(EXERCISE PROMPT): Below is a block of records; repeat each one exactly.

(RECORD LIST):
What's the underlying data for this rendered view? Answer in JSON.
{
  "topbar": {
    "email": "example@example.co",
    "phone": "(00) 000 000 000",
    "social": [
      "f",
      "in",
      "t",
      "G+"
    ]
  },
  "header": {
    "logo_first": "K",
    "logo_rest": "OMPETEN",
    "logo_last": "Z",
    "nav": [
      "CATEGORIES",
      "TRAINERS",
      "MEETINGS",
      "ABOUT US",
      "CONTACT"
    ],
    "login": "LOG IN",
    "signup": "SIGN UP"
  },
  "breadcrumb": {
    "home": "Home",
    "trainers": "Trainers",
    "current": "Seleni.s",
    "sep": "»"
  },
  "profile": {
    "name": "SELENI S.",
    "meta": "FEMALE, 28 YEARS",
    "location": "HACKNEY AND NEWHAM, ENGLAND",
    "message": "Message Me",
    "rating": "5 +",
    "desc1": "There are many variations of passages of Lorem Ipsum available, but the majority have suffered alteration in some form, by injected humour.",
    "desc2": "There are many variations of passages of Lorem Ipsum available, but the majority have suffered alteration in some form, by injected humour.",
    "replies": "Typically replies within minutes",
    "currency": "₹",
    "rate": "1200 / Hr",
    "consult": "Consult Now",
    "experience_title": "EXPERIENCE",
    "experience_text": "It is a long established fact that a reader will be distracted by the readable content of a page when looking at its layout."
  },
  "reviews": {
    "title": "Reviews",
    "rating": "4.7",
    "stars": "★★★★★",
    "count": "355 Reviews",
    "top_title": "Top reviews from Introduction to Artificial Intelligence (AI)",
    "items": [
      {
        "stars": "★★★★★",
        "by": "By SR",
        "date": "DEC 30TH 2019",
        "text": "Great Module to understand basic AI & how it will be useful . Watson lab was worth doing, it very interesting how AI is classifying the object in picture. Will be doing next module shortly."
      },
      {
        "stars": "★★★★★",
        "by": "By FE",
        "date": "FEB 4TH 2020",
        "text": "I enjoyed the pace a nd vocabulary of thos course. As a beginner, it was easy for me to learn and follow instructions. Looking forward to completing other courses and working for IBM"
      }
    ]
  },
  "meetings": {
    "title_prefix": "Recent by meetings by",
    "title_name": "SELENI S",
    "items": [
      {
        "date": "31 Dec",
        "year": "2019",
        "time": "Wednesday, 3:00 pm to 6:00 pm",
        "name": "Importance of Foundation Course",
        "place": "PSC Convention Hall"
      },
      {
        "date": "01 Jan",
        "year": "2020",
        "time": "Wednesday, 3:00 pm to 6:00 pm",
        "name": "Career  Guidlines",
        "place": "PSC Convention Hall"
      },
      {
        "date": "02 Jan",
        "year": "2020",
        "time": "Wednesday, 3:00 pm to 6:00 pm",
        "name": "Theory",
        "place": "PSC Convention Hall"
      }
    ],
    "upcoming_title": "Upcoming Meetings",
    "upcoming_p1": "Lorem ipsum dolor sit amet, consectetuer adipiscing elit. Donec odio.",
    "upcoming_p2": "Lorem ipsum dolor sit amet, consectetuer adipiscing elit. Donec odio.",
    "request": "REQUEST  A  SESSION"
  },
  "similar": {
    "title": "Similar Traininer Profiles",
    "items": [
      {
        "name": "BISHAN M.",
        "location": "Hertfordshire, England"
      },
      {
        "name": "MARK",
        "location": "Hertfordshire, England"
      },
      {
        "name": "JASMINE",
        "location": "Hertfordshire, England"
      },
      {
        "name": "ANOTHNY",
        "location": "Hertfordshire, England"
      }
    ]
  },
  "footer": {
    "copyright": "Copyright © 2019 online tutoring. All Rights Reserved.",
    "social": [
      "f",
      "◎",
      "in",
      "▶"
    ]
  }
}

(ANSWER TO THIS TASK):
What's the underlying data for this rendered view? Answer in JSON.
{
  "topbar": {
    "email": "example@example.co",
    "phone": "(00) 000 000 000",
    "social": [
      "f",
      "in",
      "t",
      "G+"
    ]
  },
  "header": {
    "logo_first": "K",
    "logo_rest": "OMPETEN",
    "logo_last": "Z",
    "nav": [
      "CATEGORIES",
      "TRAINERS",
      "MEETINGS",
      "ABOUT US",
      "CONTACT"
    ],
    "login": "LOG IN",
    "signup": "SIGN UP"
  },
  "breadcrumb": {
    "home": "Home",
    "trainers": "Trainers",
    "current": "Seleni.s",
    "sep": "»"
  },
  "profile": {
    "name": "SELENI S.",
    "meta": "FEMALE, 28 YEARS",
    "location": "HACKNEY AND NEWHAM, ENGLAND",
    "message": "Message Me",
    "rating": "5 +",
    "desc1": "There are many variations of passages of Lorem Ipsum available, but the majority have suffered alteration in some form, by injected humour.",
    "desc2": "There are many variations of passages of Lorem Ipsum available, but the majority have suffered alteration in some form, by injected humour.",
    "replies": "Typically replies within minutes",
    "currency": "₹",
    "rate": "1200 / Hr",
    "consult": "Consult Now",
    "experience_title": "EXPERIENCE",
    "experience_text": "It is a long established fact that a reader will be distracted by the readable content of a page when looking at its layout."
  },
  "reviews": {
    "title": "Reviews",
    "rating": "4.7",
    "stars": "★★★★★",
    "count": "355 Reviews",
    "top_title": "Top reviews from Introduction to Artificial Intelligence (AI)",
    "items": [
      {
        "stars": "★★★★★",
        "by": "By SR",
        "date": "DEC 30TH 2019",
        "text": "Great Module to understand basic AI & how it will be useful . Watson lab was worth doing, it very interesting how AI is classifying the object in picture. Will be doing next module shortly."
      },
      {
        "stars": "★★★★★",
        "by": "By FE",
        "date": "FEB 4TH 2020",
        "text": "I enjoyed the pace a nd vocabulary of thos course. As a beginner, it was easy for me to learn and follow instructions. Looking forward to completing other courses and working for IBM"
      }
    ]
  },
  "meetings": {
    "title_prefix": "Recent by meetings by",
    "title_name": "SELENI S",
    "items": [
      {
        "date": "31 Dec",
        "year": "2019",
        "time": "Wednesday, 3:00 pm to 6:00 pm",
        "name": "Importance of Foundation Course",
        "place": "PSC Convention Hall"
      },
      {
        "date": "01 Jan",
        "year": "2020",
        "time": "Wednesday, 3:00 pm to 6:00 pm",
        "name": "Career  Guidlines",
        "place": "PSC Convention Hall"
      },
      {
        "date": "02 Jan",
        "year": "2020",
        "time": "Wednesday, 3:00 pm to 6:00 pm",
        "name": "Theory",
        "place": "PSC Convention Hall"
      }
    ],
    "upcoming_title": "Upcoming Meetings",
    "upcoming_p1": "Lorem ipsum dolor sit amet, consectetuer adipiscing elit. Donec odio.",
    "upcoming_p2": "Lorem ipsum dolor sit amet, consectetuer adipiscing elit. Donec odio.",
    "request": "REQUEST  A  SESSION"
  },
  "similar": {
    "title": "Similar Traininer Profiles",
    "items": [
      {
        "name": "BISHAN M.",
        "location": "Hertfordshire, England"
      },
      {
        "name": "MARK",
        "location": "Hertfordshire, England"
      },
      {
        "name": "JASMINE",
        "location": "Hertfordshire, England"
      },
      {
        "name": "ANOTHNY",
        "location": "Hertfordshire, England"
      }
    ]
  },
  "footer": {
    "copyright": "Copyright © 2019 online tutoring. All Rights Reserved.",
    "social": [
      "f",
      "◎",
      "in",
      "▶"
    ]
  }
}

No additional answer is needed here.